_What you have to do_. Transcribe the material exactly. Images do not belong in the copy.

_Extracted entries_.
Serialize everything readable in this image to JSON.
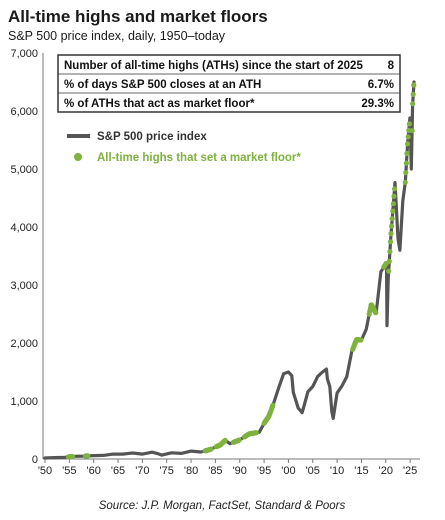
{
  "chart_data": {
    "type": "line",
    "title": "All-time highs and market floors",
    "subtitle": "S&P 500 price index, daily, 1950–today",
    "xlim": [
      1950,
      2026
    ],
    "ylim": [
      0,
      7000
    ],
    "x_ticks": [
      {
        "value": 1950,
        "label": "'50"
      },
      {
        "value": 1955,
        "label": "'55"
      },
      {
        "value": 1960,
        "label": "'60"
      },
      {
        "value": 1965,
        "label": "'65"
      },
      {
        "value": 1970,
        "label": "'70"
      },
      {
        "value": 1975,
        "label": "'75"
      },
      {
        "value": 1980,
        "label": "'80"
      },
      {
        "value": 1985,
        "label": "'85"
      },
      {
        "value": 1990,
        "label": "'90"
      },
      {
        "value": 1995,
        "label": "'95"
      },
      {
        "value": 2000,
        "label": "'00"
      },
      {
        "value": 2005,
        "label": "'05"
      },
      {
        "value": 2010,
        "label": "'10"
      },
      {
        "value": 2015,
        "label": "'15"
      },
      {
        "value": 2020,
        "label": "'20"
      },
      {
        "value": 2025,
        "label": "'25"
      }
    ],
    "y_ticks": [
      {
        "value": 0,
        "label": "0"
      },
      {
        "value": 1000,
        "label": "1,000"
      },
      {
        "value": 2000,
        "label": "2,000"
      },
      {
        "value": 3000,
        "label": "3,000"
      },
      {
        "value": 4000,
        "label": "4,000"
      },
      {
        "value": 5000,
        "label": "5,000"
      },
      {
        "value": 6000,
        "label": "6,000"
      },
      {
        "value": 7000,
        "label": "7,000"
      }
    ],
    "series": [
      {
        "name": "S&P 500 price index",
        "color": "#555555",
        "points": [
          [
            1950,
            17
          ],
          [
            1952,
            24
          ],
          [
            1954,
            30
          ],
          [
            1956,
            46
          ],
          [
            1958,
            50
          ],
          [
            1960,
            58
          ],
          [
            1962,
            62
          ],
          [
            1964,
            84
          ],
          [
            1966,
            85
          ],
          [
            1968,
            103
          ],
          [
            1970,
            85
          ],
          [
            1972,
            118
          ],
          [
            1973,
            97
          ],
          [
            1974,
            68
          ],
          [
            1976,
            107
          ],
          [
            1978,
            96
          ],
          [
            1980,
            136
          ],
          [
            1982,
            120
          ],
          [
            1984,
            167
          ],
          [
            1986,
            242
          ],
          [
            1987,
            320
          ],
          [
            1988,
            265
          ],
          [
            1990,
            330
          ],
          [
            1992,
            436
          ],
          [
            1994,
            460
          ],
          [
            1995,
            615
          ],
          [
            1996,
            740
          ],
          [
            1997,
            970
          ],
          [
            1998,
            1229
          ],
          [
            1999,
            1469
          ],
          [
            2000,
            1500
          ],
          [
            2000.7,
            1436
          ],
          [
            2001,
            1150
          ],
          [
            2002,
            880
          ],
          [
            2002.8,
            800
          ],
          [
            2003,
            850
          ],
          [
            2004,
            1160
          ],
          [
            2005,
            1250
          ],
          [
            2006,
            1420
          ],
          [
            2007,
            1500
          ],
          [
            2007.8,
            1550
          ],
          [
            2008,
            1380
          ],
          [
            2008.5,
            1250
          ],
          [
            2008.9,
            820
          ],
          [
            2009.2,
            700
          ],
          [
            2010,
            1140
          ],
          [
            2011,
            1260
          ],
          [
            2012,
            1420
          ],
          [
            2013,
            1850
          ],
          [
            2014,
            2060
          ],
          [
            2015,
            2050
          ],
          [
            2016,
            2240
          ],
          [
            2017,
            2670
          ],
          [
            2018,
            2510
          ],
          [
            2019,
            3230
          ],
          [
            2020.15,
            3380
          ],
          [
            2020.25,
            2300
          ],
          [
            2020.5,
            3100
          ],
          [
            2021,
            3800
          ],
          [
            2021.9,
            4766
          ],
          [
            2022.5,
            3800
          ],
          [
            2022.9,
            3600
          ],
          [
            2023.5,
            4450
          ],
          [
            2024,
            4770
          ],
          [
            2024.5,
            5460
          ],
          [
            2024.95,
            5880
          ],
          [
            2025.25,
            5000
          ],
          [
            2025.5,
            6100
          ],
          [
            2025.8,
            6500
          ]
        ]
      },
      {
        "name": "All-time highs that set a market floor*",
        "color": "#7fb23e",
        "segments": [
          [
            1954.8,
            1955.7
          ],
          [
            1958.3,
            1958.8
          ],
          [
            1982.9,
            1984.2
          ],
          [
            1985.2,
            1987.0
          ],
          [
            1988.7,
            1989.9
          ],
          [
            1991.0,
            1993.5
          ],
          [
            1995.0,
            1996.8
          ],
          [
            2013.2,
            2014.9
          ],
          [
            2016.6,
            2018.0
          ],
          [
            2019.6,
            2020.1
          ],
          [
            2020.6,
            2021.8
          ],
          [
            2024.0,
            2024.9
          ],
          [
            2025.4,
            2025.8
          ]
        ]
      }
    ],
    "legend": {
      "placement": "upper-left",
      "items": [
        {
          "label": "S&P 500 price index",
          "color": "#555555"
        },
        {
          "label": "All-time highs that set a market floor*",
          "color": "#7fb23e"
        }
      ]
    },
    "stats_table": [
      {
        "label": "Number of all-time highs (ATHs) since the start of 2025",
        "value": "8"
      },
      {
        "label": "% of days S&P 500 closes at an ATH",
        "value": "6.7%"
      },
      {
        "label": "% of ATHs that act as market floor*",
        "value": "29.3%"
      }
    ],
    "source": "Source:  J.P. Morgan, FactSet, Standard & Poors",
    "grid": false
  }
}
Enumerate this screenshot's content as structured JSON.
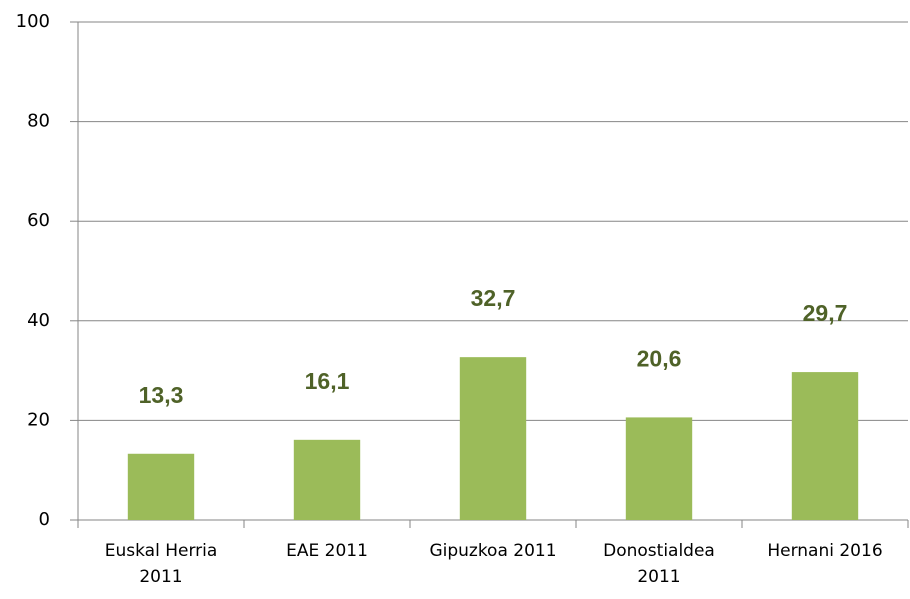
{
  "chart_data": {
    "type": "bar",
    "categories": [
      "Euskal Herria 2011",
      "EAE 2011",
      "Gipuzkoa 2011",
      "Donostialdea 2011",
      "Hernani 2016"
    ],
    "values": [
      13.3,
      16.1,
      32.7,
      20.6,
      29.7
    ],
    "value_labels": [
      "13,3",
      "16,1",
      "32,7",
      "20,6",
      "29,7"
    ],
    "color": "#9bbb59",
    "label_color": "#4f6228",
    "ylim": [
      0,
      100
    ],
    "yticks": [
      0,
      20,
      40,
      60,
      80,
      100
    ],
    "grid": true
  }
}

_Complete answer_.
Serialize everything readable in this image to JSON.
{
  "chart_data": {
    "type": "line",
    "title": "All-time highs and market floors",
    "subtitle": "S&P 500 price index, daily, 1950–today",
    "xlim": [
      1950,
      2026
    ],
    "ylim": [
      0,
      7000
    ],
    "x_ticks": [
      {
        "value": 1950,
        "label": "'50"
      },
      {
        "value": 1955,
        "label": "'55"
      },
      {
        "value": 1960,
        "label": "'60"
      },
      {
        "value": 1965,
        "label": "'65"
      },
      {
        "value": 1970,
        "label": "'70"
      },
      {
        "value": 1975,
        "label": "'75"
      },
      {
        "value": 1980,
        "label": "'80"
      },
      {
        "value": 1985,
        "label": "'85"
      },
      {
        "value": 1990,
        "label": "'90"
      },
      {
        "value": 1995,
        "label": "'95"
      },
      {
        "value": 2000,
        "label": "'00"
      },
      {
        "value": 2005,
        "label": "'05"
      },
      {
        "value": 2010,
        "label": "'10"
      },
      {
        "value": 2015,
        "label": "'15"
      },
      {
        "value": 2020,
        "label": "'20"
      },
      {
        "value": 2025,
        "label": "'25"
      }
    ],
    "y_ticks": [
      {
        "value": 0,
        "label": "0"
      },
      {
        "value": 1000,
        "label": "1,000"
      },
      {
        "value": 2000,
        "label": "2,000"
      },
      {
        "value": 3000,
        "label": "3,000"
      },
      {
        "value": 4000,
        "label": "4,000"
      },
      {
        "value": 5000,
        "label": "5,000"
      },
      {
        "value": 6000,
        "label": "6,000"
      },
      {
        "value": 7000,
        "label": "7,000"
      }
    ],
    "series": [
      {
        "name": "S&P 500 price index",
        "color": "#555555",
        "points": [
          [
            1950,
            17
          ],
          [
            1952,
            24
          ],
          [
            1954,
            30
          ],
          [
            1956,
            46
          ],
          [
            1958,
            50
          ],
          [
            1960,
            58
          ],
          [
            1962,
            62
          ],
          [
            1964,
            84
          ],
          [
            1966,
            85
          ],
          [
            1968,
            103
          ],
          [
            1970,
            85
          ],
          [
            1972,
            118
          ],
          [
            1973,
            97
          ],
          [
            1974,
            68
          ],
          [
            1976,
            107
          ],
          [
            1978,
            96
          ],
          [
            1980,
            136
          ],
          [
            1982,
            120
          ],
          [
            1984,
            167
          ],
          [
            1986,
            242
          ],
          [
            1987,
            320
          ],
          [
            1988,
            265
          ],
          [
            1990,
            330
          ],
          [
            1992,
            436
          ],
          [
            1994,
            460
          ],
          [
            1995,
            615
          ],
          [
            1996,
            740
          ],
          [
            1997,
            970
          ],
          [
            1998,
            1229
          ],
          [
            1999,
            1469
          ],
          [
            2000,
            1500
          ],
          [
            2000.7,
            1436
          ],
          [
            2001,
            1150
          ],
          [
            2002,
            880
          ],
          [
            2002.8,
            800
          ],
          [
            2003,
            850
          ],
          [
            2004,
            1160
          ],
          [
            2005,
            1250
          ],
          [
            2006,
            1420
          ],
          [
            2007,
            1500
          ],
          [
            2007.8,
            1550
          ],
          [
            2008,
            1380
          ],
          [
            2008.5,
            1250
          ],
          [
            2008.9,
            820
          ],
          [
            2009.2,
            700
          ],
          [
            2010,
            1140
          ],
          [
            2011,
            1260
          ],
          [
            2012,
            1420
          ],
          [
            2013,
            1850
          ],
          [
            2014,
            2060
          ],
          [
            2015,
            2050
          ],
          [
            2016,
            2240
          ],
          [
            2017,
            2670
          ],
          [
            2018,
            2510
          ],
          [
            2019,
            3230
          ],
          [
            2020.15,
            3380
          ],
          [
            2020.25,
            2300
          ],
          [
            2020.5,
            3100
          ],
          [
            2021,
            3800
          ],
          [
            2021.9,
            4766
          ],
          [
            2022.5,
            3800
          ],
          [
            2022.9,
            3600
          ],
          [
            2023.5,
            4450
          ],
          [
            2024,
            4770
          ],
          [
            2024.5,
            5460
          ],
          [
            2024.95,
            5880
          ],
          [
            2025.25,
            5000
          ],
          [
            2025.5,
            6100
          ],
          [
            2025.8,
            6500
          ]
        ]
      },
      {
        "name": "All-time highs that set a market floor*",
        "color": "#7fb23e",
        "segments": [
          [
            1954.8,
            1955.7
          ],
          [
            1958.3,
            1958.8
          ],
          [
            1982.9,
            1984.2
          ],
          [
            1985.2,
            1987.0
          ],
          [
            1988.7,
            1989.9
          ],
          [
            1991.0,
            1993.5
          ],
          [
            1995.0,
            1996.8
          ],
          [
            2013.2,
            2014.9
          ],
          [
            2016.6,
            2018.0
          ],
          [
            2019.6,
            2020.1
          ],
          [
            2020.6,
            2021.8
          ],
          [
            2024.0,
            2024.9
          ],
          [
            2025.4,
            2025.8
          ]
        ]
      }
    ],
    "legend": {
      "placement": "upper-left",
      "items": [
        {
          "label": "S&P 500 price index",
          "color": "#555555"
        },
        {
          "label": "All-time highs that set a market floor*",
          "color": "#7fb23e"
        }
      ]
    },
    "stats_table": [
      {
        "label": "Number of all-time highs (ATHs) since the start of 2025",
        "value": "8"
      },
      {
        "label": "% of days S&P 500 closes at an ATH",
        "value": "6.7%"
      },
      {
        "label": "% of ATHs that act as market floor*",
        "value": "29.3%"
      }
    ],
    "source": "Source:  J.P. Morgan, FactSet, Standard & Poors",
    "grid": false
  }
}
Enumerate this screenshot's content as structured JSON.
{
  "chart_data": {
    "type": "bar",
    "categories": [
      "Euskal Herria 2011",
      "EAE 2011",
      "Gipuzkoa 2011",
      "Donostialdea 2011",
      "Hernani 2016"
    ],
    "values": [
      13.3,
      16.1,
      32.7,
      20.6,
      29.7
    ],
    "value_labels": [
      "13,3",
      "16,1",
      "32,7",
      "20,6",
      "29,7"
    ],
    "color": "#9bbb59",
    "label_color": "#4f6228",
    "ylim": [
      0,
      100
    ],
    "yticks": [
      0,
      20,
      40,
      60,
      80,
      100
    ],
    "grid": true
  }
}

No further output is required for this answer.